Exercise aim
The lines to be copied are those below that contain "appropriate".

============

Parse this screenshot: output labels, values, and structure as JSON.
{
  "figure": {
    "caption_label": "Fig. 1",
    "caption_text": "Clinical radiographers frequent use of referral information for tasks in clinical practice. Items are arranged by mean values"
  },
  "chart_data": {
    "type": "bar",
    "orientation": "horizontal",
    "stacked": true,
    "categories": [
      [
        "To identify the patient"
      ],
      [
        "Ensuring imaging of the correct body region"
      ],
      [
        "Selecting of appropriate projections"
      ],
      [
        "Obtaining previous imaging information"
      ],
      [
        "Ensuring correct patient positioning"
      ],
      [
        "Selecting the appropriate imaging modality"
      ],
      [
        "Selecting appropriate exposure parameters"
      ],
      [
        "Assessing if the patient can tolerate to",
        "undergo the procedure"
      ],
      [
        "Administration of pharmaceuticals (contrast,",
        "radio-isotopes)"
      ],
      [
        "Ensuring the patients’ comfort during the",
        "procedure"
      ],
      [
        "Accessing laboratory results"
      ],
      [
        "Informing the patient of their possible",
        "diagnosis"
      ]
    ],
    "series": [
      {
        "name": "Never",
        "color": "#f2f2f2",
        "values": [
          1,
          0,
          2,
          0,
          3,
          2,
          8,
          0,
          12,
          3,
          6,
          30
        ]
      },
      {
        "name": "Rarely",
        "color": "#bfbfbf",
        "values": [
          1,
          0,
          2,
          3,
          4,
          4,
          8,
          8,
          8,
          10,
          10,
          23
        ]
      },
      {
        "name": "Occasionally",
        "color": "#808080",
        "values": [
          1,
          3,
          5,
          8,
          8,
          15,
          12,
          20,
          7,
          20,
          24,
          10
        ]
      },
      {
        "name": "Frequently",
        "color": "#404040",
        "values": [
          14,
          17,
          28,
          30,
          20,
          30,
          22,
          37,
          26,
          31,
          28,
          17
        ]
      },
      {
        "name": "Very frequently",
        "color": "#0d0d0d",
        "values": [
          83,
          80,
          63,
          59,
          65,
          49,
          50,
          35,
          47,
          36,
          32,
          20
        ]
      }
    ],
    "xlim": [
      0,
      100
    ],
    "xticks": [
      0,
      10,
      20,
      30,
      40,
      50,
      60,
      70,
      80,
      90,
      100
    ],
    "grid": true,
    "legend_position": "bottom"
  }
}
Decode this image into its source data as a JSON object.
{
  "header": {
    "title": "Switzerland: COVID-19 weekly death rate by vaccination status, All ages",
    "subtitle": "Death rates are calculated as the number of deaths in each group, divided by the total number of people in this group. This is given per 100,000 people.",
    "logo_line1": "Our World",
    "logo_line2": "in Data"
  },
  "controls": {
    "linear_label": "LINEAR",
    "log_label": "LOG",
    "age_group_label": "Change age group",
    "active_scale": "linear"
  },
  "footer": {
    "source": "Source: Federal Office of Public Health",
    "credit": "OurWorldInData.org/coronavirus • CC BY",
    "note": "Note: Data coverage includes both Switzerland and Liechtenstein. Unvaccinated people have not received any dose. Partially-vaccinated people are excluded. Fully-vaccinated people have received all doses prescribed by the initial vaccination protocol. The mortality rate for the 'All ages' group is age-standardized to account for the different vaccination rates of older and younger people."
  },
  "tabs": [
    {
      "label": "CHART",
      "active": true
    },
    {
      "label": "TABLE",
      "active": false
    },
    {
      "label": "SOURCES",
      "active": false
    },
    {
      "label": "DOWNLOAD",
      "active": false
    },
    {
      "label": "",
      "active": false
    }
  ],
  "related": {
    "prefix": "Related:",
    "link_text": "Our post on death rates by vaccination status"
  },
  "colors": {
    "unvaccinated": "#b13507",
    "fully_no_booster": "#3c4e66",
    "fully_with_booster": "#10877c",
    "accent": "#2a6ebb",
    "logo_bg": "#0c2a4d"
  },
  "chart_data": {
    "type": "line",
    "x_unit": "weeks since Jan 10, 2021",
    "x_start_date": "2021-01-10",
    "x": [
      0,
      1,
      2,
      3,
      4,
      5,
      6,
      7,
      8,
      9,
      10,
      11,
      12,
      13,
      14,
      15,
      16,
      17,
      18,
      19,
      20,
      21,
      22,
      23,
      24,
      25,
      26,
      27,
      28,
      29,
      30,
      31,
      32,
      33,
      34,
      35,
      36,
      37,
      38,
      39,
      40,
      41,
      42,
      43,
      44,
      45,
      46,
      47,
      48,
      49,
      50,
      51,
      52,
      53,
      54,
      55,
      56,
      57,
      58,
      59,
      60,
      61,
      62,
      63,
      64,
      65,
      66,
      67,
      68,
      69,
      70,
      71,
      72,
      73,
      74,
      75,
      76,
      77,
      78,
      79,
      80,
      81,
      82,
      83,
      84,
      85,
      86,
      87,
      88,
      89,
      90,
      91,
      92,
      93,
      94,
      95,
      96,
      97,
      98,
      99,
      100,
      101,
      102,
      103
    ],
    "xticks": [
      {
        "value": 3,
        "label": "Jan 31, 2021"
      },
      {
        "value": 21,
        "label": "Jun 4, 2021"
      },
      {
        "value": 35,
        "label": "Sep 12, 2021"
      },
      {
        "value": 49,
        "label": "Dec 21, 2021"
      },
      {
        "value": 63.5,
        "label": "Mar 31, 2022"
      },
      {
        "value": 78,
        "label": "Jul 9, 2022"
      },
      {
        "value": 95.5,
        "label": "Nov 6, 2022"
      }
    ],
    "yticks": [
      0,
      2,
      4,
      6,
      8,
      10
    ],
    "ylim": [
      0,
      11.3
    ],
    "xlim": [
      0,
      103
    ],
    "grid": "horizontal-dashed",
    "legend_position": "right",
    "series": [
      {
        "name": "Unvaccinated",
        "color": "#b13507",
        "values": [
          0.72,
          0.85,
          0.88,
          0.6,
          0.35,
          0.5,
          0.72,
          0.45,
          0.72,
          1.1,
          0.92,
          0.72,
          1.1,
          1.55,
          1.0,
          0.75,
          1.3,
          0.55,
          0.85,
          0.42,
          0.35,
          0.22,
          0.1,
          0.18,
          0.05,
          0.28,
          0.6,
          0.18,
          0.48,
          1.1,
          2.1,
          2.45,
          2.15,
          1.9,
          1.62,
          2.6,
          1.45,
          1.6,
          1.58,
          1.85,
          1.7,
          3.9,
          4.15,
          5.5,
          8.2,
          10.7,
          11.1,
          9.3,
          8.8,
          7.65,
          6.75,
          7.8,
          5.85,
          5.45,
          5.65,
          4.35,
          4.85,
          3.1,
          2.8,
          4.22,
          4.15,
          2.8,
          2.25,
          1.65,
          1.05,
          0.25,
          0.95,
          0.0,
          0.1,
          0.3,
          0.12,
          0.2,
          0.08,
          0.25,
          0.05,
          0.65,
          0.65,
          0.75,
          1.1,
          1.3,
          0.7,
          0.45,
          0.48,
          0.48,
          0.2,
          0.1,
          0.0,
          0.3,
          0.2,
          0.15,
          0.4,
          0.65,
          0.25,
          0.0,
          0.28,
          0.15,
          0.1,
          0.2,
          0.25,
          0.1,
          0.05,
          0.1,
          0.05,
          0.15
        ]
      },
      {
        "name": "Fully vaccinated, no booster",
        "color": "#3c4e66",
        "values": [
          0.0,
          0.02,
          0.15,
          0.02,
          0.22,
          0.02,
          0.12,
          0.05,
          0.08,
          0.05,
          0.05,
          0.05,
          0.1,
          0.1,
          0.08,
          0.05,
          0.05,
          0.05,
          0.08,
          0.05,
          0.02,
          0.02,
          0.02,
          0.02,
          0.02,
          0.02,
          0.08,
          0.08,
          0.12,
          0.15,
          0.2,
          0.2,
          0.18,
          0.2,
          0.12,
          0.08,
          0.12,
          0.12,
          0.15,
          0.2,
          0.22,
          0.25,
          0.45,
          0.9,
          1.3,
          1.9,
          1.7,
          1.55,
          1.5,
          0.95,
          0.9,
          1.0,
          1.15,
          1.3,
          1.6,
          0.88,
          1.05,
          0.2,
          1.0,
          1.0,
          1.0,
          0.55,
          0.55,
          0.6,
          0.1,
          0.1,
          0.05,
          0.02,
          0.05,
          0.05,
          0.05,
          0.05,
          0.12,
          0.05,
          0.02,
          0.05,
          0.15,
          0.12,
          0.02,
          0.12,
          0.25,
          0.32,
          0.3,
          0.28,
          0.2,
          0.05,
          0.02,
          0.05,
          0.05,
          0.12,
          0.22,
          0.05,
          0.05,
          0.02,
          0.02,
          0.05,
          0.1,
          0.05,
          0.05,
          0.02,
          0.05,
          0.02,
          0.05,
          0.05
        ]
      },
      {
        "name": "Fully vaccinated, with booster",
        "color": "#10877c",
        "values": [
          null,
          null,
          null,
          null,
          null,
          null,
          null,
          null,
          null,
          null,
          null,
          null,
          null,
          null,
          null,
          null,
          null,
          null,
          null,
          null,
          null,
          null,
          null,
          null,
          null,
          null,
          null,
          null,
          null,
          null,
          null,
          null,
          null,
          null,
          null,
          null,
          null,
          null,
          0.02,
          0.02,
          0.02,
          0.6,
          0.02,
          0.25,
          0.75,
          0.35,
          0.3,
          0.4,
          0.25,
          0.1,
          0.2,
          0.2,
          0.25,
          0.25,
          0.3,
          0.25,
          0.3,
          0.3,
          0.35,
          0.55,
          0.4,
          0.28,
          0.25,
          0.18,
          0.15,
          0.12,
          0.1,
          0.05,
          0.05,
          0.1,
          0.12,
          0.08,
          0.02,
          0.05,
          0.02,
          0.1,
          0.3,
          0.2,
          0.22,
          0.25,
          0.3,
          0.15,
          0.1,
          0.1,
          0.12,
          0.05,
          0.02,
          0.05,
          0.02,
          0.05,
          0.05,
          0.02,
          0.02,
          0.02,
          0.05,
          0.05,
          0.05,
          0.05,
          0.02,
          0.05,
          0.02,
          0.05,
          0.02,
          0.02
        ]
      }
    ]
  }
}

============

Your solution
        "Selecting of appropriate projections"
        "Selecting the appropriate imaging modality"
        "Selecting appropriate exposure parameters"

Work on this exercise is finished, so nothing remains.